Input rows:
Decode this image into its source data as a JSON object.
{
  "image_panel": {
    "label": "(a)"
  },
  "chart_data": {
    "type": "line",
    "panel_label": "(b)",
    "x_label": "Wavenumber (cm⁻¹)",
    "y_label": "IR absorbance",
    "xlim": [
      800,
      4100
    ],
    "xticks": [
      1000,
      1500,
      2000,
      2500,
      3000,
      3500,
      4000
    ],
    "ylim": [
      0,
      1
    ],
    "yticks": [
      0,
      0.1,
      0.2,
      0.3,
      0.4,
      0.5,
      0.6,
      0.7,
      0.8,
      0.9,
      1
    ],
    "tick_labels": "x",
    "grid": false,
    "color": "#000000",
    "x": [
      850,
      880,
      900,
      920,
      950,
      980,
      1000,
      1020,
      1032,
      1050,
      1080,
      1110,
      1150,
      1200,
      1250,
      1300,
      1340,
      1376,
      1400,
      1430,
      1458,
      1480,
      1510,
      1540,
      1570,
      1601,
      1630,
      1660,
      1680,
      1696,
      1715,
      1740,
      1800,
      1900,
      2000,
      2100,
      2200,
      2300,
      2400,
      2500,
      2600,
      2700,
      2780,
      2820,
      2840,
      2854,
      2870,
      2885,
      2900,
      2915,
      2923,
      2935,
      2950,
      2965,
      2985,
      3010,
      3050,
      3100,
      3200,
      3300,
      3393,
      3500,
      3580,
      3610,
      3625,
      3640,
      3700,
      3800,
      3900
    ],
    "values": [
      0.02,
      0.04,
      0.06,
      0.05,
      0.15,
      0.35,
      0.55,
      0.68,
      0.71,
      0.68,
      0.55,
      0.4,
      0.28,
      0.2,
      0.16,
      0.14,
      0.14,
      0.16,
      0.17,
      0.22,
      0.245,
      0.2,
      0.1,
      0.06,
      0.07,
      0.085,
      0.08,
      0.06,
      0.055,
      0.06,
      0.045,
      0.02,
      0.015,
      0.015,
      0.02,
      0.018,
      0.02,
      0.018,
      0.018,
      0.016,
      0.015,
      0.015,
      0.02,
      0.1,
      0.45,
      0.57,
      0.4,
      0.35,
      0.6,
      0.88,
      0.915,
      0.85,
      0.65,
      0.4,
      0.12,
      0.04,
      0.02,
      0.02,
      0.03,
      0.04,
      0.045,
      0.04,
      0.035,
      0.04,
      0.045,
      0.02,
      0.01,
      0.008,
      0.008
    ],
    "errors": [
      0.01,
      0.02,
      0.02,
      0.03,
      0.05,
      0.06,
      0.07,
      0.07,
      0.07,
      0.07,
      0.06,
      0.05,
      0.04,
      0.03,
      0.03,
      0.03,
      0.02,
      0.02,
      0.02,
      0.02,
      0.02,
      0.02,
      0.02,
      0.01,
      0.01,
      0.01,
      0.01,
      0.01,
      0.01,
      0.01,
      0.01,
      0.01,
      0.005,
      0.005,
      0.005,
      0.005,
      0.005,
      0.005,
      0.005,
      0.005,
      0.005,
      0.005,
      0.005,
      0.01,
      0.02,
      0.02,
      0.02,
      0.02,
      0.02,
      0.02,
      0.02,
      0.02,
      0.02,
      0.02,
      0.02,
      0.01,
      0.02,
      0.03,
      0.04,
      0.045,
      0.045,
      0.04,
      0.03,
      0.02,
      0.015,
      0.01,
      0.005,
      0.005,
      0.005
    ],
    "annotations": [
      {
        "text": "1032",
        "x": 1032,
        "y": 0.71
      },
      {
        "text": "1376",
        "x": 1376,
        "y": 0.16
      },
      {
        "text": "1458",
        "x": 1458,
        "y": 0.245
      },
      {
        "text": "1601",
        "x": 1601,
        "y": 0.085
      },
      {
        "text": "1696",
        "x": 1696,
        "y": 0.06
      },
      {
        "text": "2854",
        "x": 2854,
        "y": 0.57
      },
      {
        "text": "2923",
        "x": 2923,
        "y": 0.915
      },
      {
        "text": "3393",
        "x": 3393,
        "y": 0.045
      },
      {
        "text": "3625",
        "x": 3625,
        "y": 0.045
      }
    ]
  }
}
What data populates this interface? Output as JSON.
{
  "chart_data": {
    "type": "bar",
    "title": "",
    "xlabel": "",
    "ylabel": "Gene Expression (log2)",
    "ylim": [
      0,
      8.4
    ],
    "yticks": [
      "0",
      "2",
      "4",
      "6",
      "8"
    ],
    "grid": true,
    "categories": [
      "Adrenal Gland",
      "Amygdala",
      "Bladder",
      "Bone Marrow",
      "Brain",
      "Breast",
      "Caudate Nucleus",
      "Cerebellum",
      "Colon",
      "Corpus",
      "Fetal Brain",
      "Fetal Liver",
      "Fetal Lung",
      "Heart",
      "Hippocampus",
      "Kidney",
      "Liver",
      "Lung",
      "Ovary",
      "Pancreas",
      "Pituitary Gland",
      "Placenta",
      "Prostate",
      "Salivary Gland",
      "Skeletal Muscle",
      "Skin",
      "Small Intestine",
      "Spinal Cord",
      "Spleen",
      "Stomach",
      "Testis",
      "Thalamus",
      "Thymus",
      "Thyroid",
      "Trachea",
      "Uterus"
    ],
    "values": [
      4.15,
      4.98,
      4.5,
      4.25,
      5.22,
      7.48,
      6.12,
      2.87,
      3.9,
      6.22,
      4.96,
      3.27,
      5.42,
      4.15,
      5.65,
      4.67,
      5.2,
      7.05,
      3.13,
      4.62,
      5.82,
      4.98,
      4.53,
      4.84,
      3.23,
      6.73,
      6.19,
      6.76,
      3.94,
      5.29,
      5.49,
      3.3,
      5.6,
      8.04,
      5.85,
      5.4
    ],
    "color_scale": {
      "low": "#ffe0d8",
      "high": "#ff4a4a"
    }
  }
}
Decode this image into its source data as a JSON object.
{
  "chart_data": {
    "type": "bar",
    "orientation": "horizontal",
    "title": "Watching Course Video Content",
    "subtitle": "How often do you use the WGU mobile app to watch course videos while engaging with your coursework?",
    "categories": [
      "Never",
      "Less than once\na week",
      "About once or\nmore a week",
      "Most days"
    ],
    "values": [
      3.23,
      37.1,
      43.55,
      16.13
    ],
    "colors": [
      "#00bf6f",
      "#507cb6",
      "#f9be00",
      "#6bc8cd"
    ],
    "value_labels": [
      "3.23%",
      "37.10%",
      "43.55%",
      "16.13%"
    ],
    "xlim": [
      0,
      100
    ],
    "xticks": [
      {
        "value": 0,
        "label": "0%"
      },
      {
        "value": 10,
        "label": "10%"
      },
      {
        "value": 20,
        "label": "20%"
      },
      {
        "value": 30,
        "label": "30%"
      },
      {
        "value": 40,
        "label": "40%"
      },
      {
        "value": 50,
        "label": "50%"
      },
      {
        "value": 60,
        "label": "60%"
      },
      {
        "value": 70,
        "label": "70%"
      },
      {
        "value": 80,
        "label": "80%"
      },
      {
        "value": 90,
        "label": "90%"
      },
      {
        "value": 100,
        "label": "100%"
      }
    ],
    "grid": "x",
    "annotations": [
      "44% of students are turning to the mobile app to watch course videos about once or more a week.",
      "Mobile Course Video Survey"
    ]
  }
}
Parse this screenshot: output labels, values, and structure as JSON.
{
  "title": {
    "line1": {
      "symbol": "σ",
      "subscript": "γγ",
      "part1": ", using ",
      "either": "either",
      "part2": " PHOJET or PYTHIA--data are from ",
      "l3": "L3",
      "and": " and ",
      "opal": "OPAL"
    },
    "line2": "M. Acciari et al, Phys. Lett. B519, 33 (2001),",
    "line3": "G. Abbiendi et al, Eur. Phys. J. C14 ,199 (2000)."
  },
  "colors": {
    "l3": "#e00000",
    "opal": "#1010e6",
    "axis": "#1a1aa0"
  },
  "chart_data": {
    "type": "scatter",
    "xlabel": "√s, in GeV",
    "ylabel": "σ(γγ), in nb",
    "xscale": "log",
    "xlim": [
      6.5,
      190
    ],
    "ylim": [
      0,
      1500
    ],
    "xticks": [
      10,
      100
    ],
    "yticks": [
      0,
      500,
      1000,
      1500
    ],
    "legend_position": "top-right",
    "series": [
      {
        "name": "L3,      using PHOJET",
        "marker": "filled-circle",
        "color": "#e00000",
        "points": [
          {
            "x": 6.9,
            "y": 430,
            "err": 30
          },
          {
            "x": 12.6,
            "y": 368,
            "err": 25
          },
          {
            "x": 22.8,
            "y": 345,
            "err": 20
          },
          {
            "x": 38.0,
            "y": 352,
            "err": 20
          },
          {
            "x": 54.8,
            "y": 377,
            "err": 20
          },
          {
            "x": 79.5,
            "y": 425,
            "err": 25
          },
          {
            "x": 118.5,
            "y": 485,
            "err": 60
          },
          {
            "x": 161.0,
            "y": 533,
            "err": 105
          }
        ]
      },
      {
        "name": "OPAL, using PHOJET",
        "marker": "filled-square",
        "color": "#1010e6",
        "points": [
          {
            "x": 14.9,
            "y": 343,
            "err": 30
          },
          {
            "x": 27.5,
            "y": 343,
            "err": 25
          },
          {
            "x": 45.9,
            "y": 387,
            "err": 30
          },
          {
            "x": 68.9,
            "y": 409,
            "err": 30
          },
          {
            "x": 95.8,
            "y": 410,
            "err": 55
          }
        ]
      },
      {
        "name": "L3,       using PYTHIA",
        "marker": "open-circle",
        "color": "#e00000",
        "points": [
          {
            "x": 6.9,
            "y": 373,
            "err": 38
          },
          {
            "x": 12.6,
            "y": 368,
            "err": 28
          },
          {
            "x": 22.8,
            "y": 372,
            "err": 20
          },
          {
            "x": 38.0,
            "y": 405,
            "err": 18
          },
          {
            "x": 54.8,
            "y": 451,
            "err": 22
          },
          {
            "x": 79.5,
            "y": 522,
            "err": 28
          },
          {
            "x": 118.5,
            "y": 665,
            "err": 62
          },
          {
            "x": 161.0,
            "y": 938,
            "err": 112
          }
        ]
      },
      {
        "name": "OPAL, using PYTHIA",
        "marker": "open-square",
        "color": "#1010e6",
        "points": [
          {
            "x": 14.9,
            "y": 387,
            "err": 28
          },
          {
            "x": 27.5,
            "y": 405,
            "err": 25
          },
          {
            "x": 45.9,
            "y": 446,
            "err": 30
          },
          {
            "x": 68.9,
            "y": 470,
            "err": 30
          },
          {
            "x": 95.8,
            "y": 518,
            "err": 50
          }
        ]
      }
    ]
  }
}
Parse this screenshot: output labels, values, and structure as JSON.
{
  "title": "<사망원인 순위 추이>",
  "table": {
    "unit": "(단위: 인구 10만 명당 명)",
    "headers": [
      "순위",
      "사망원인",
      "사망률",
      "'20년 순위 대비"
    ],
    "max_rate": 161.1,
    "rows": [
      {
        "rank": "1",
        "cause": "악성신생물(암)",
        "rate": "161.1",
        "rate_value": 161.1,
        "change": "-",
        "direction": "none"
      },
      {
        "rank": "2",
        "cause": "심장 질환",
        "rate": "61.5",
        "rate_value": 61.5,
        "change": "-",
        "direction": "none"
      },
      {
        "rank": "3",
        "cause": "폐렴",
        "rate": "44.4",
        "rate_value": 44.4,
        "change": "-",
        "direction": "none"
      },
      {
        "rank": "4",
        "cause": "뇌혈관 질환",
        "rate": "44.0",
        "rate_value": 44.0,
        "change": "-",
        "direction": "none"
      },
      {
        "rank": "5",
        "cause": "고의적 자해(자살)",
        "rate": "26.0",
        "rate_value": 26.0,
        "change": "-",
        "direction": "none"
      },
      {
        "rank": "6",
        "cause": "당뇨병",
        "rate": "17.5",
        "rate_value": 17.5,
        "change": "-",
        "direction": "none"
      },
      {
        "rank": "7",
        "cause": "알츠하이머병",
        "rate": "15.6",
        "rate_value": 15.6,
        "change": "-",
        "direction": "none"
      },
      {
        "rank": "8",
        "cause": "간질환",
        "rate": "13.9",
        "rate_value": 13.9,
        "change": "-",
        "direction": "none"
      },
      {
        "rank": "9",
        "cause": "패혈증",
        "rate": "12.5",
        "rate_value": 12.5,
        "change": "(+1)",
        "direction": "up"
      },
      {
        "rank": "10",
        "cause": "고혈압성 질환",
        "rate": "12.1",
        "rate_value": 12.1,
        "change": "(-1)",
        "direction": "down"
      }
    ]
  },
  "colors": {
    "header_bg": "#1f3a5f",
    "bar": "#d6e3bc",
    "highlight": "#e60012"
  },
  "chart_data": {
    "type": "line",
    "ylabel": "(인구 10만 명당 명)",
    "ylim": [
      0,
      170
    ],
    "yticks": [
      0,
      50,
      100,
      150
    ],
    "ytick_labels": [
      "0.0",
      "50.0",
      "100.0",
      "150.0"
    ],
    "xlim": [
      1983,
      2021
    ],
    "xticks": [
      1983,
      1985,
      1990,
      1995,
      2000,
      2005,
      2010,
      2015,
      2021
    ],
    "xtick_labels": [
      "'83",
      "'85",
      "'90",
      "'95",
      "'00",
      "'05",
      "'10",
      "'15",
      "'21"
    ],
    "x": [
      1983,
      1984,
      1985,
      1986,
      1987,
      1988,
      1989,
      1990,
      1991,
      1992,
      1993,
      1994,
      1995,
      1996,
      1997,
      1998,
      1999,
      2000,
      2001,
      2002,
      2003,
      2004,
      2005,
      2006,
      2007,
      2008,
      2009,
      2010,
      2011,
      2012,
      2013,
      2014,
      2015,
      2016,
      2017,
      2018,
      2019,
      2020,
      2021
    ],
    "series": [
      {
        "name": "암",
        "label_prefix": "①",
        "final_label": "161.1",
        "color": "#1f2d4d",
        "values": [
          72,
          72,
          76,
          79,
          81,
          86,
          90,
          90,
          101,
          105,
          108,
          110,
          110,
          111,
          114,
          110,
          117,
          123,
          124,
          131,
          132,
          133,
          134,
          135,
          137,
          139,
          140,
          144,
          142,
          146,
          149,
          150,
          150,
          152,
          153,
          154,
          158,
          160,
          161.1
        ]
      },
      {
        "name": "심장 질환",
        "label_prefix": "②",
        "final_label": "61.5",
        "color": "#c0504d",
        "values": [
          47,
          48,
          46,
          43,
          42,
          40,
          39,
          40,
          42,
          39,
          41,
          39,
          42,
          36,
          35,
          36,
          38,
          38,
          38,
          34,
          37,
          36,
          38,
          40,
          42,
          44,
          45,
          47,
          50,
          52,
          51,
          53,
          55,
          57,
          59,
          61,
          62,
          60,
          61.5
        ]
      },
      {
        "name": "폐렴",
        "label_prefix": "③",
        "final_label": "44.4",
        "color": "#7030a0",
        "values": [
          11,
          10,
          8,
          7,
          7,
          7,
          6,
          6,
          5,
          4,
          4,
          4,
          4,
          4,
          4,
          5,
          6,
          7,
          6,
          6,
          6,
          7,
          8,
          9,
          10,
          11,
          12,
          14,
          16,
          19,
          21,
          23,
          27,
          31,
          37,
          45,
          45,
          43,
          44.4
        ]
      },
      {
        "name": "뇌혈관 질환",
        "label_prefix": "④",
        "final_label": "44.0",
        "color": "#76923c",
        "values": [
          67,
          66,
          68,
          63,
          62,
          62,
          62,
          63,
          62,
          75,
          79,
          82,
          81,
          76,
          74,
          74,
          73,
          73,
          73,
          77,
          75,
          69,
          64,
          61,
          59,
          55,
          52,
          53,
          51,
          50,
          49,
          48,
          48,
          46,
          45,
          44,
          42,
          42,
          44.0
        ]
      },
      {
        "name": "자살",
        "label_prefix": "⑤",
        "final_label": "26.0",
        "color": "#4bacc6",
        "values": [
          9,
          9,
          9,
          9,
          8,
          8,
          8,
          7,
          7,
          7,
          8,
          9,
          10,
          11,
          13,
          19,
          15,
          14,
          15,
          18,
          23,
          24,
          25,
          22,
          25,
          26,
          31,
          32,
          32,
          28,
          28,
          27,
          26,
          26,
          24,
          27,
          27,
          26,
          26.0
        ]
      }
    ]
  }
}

Exercise instructions: Search the entries for the string "rank" and collect each line that has it.

Output for this exercise:
        "rank": "1",
        "rank": "2",
        "rank": "3",
        "rank": "4",
        "rank": "5",
        "rank": "6",
        "rank": "7",
        "rank": "8",
        "rank": "9",
        "rank": "10",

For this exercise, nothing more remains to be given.